> **SHORT PROBLEM 1**: In the interview, at which university did Arjan study computer science?
> **SHORT PROBLEM 2**: Please reproduce the passage of the interview starting with "After that I" and going on through "was about it.".

> **PAGE TEXT**:
A Java EE Startup: Filtering Information with zeef.com
Arjan, could you please briefly introduce yourself? How did you started with Java SE/EE?
I've been working with computers and programming for a long time. Started on the commodore 64 when I was but a small kid and engaged with programming almost right away. I studied computer science at the University of Leiden, where I specialized in high performance computing.
I "started" with Java around 1997. I think my very first contact with Java was when helping out my sister who studied math at the Free University of Amsterdam. They used Java there. I was more of a C++ programmer at the time, but the syntax was close enough to be able to help.
After that I got curious about this new Java thing and started to look more and more into it. My jobs however were still mostly C++. I did a few applets for my homepage at the university, ported a few games that I made for myself from C++ to Java, and I had one job where I coded a small desktop application using Java, but that was about it.

> **Region boundary data**:

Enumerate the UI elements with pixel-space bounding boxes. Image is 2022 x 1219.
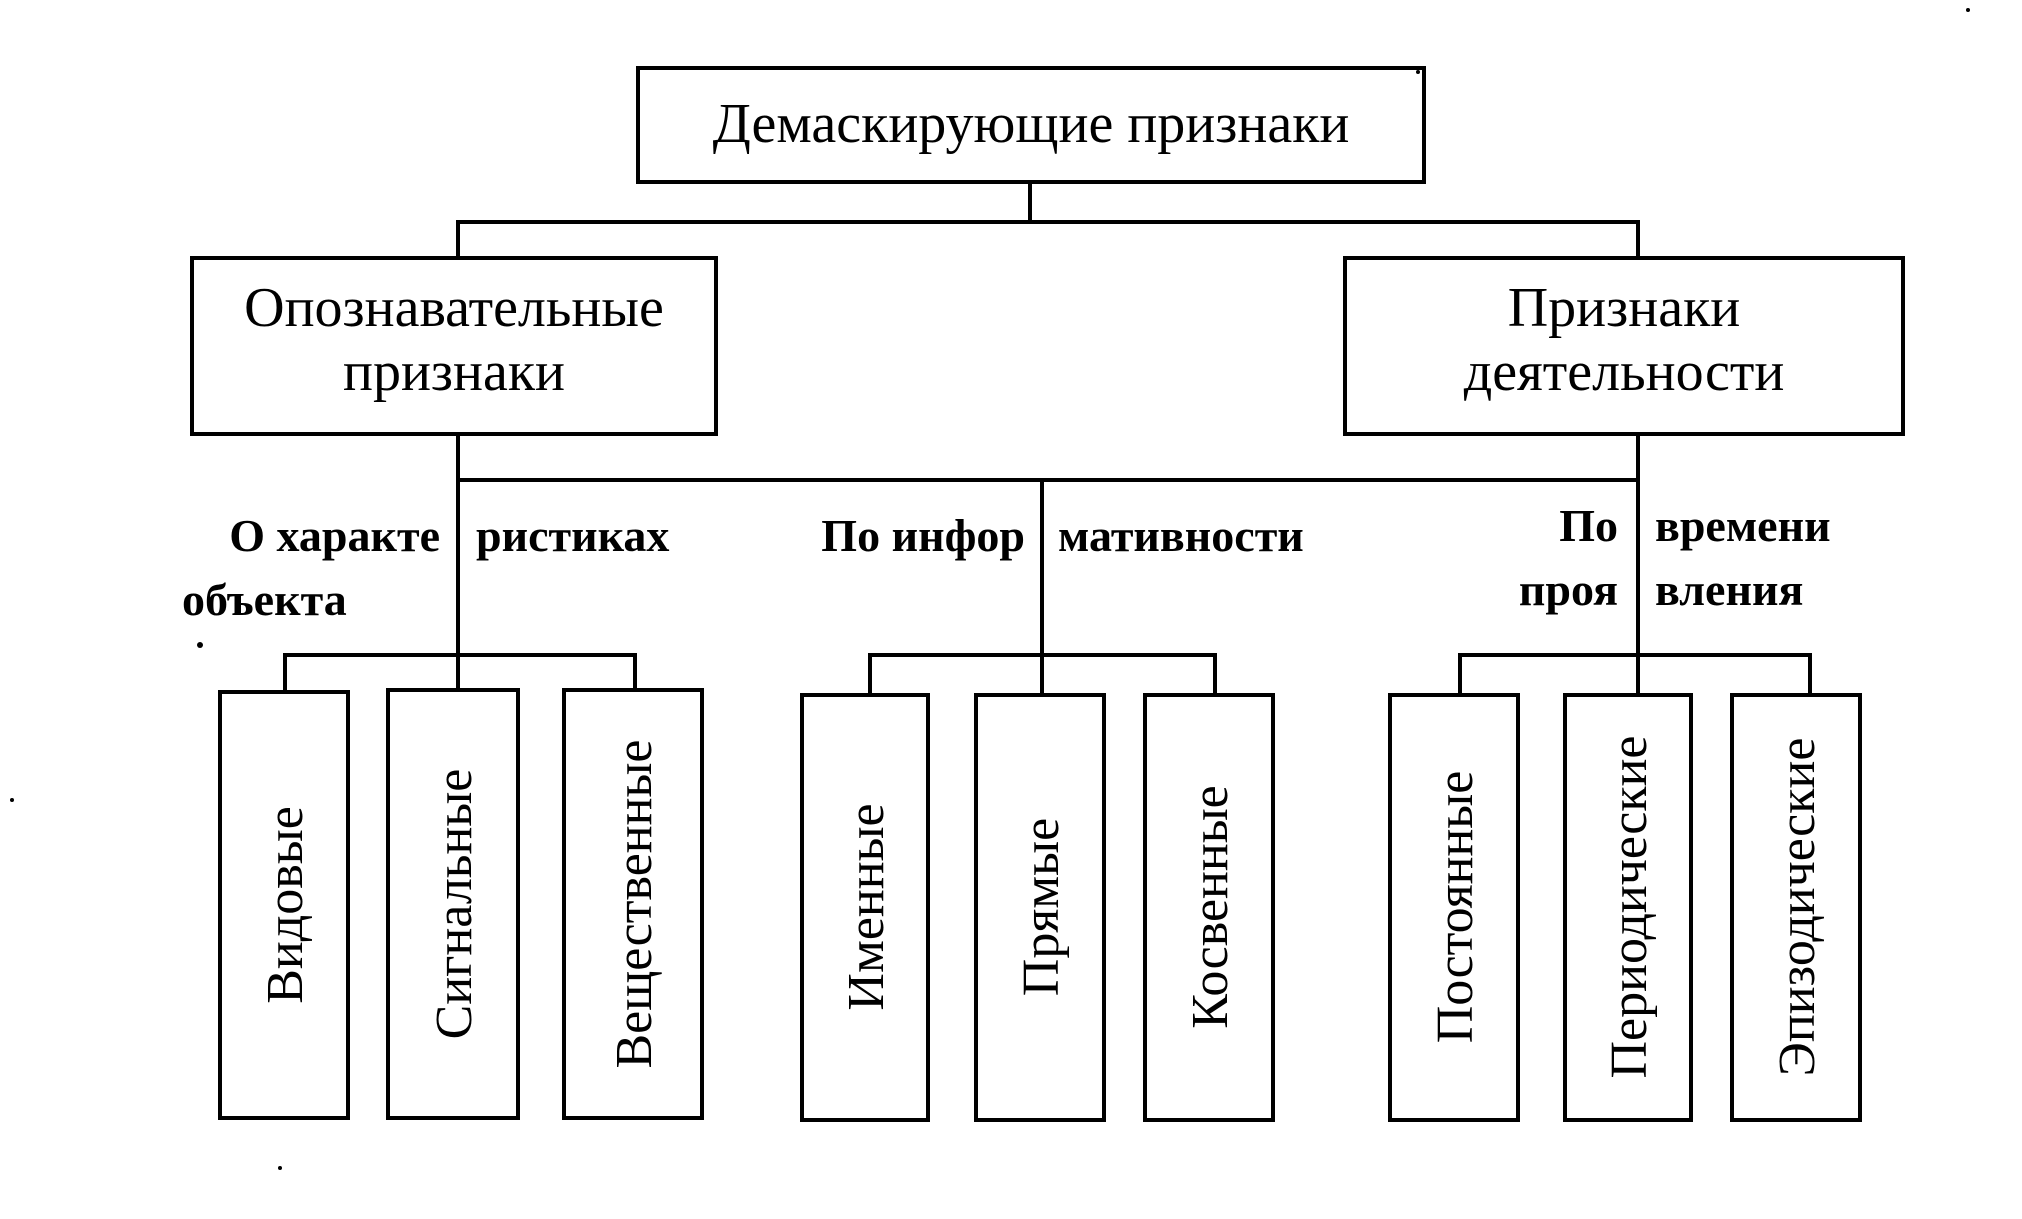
leaf-label: Именные	[838, 803, 895, 1010]
group-label-left: О характе	[229, 510, 440, 561]
speck	[1416, 70, 1420, 74]
category-node-identification: Опознавательные признаки	[190, 256, 718, 436]
speck	[278, 1166, 282, 1170]
leaf-label: Сигнальные	[426, 769, 483, 1040]
leaf-node: Сигнальные	[386, 688, 520, 1120]
leaf-node: Именные	[800, 693, 930, 1122]
group-label-line2-left: проя	[1519, 564, 1618, 615]
leaf-node: Косвенные	[1143, 693, 1275, 1122]
root-label: Демаскирующие признаки	[713, 93, 1350, 155]
group-label-right: ристиках	[476, 510, 669, 561]
connectors	[283, 180, 1812, 697]
leaf-node: Вещественные	[562, 688, 704, 1120]
leaf-label: Постоянные	[1427, 771, 1484, 1044]
leaf-label: Прямые	[1013, 818, 1070, 996]
group-label-line2-right: вления	[1655, 564, 1803, 615]
group-label-characteristics: О характе ристиках объекта	[182, 510, 669, 625]
category-label-line2: деятельности	[1464, 341, 1785, 403]
speck	[10, 798, 14, 802]
category-label-line2: признаки	[343, 341, 565, 403]
leaf-label: Косвенные	[1182, 785, 1239, 1028]
leaf-node: Периодические	[1563, 693, 1693, 1122]
leaf-label: Эпизодические	[1769, 738, 1826, 1077]
leaf-node: Постоянные	[1388, 693, 1520, 1122]
group-label-line2: объекта	[182, 574, 347, 625]
group-label-right: времени	[1655, 500, 1831, 551]
group-label-left: По	[1559, 500, 1618, 551]
category-label-line1: Опознавательные	[244, 277, 664, 339]
leaf-node: Видовые	[218, 690, 350, 1120]
group-label-time: По времени проя вления	[1519, 500, 1831, 615]
leaf-label: Видовые	[257, 806, 314, 1004]
scan-specks	[10, 8, 1970, 1170]
category-label-line1: Признаки	[1508, 277, 1741, 339]
group-label-right: мативности	[1058, 510, 1304, 561]
leaf-node: Прямые	[974, 693, 1106, 1122]
leaf-node: Эпизодические	[1730, 693, 1862, 1122]
category-node-activity: Признаки деятельности	[1343, 256, 1905, 436]
root-node: Демаскирующие признаки	[636, 66, 1426, 184]
group-label-informativeness: По инфор мативности	[821, 510, 1304, 561]
leaf-label: Периодические	[1601, 735, 1658, 1078]
speck	[1966, 8, 1970, 12]
group-label-left: По инфор	[821, 510, 1025, 561]
leaf-label: Вещественные	[606, 740, 663, 1069]
speck	[197, 642, 203, 648]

> **EXERCISE RESPONSE 1**: The University of Leiden.

> **EXERCISE RESPONSE 2**:
After that I got curious about this new Java thing and started to look more and more into it. My jobs however were still mostly C++. I did a few applets for my homepage at the university, ported a few games that I made for myself from C++ to Java, and I had one job where I coded a small desktop application using Java, but that was about it.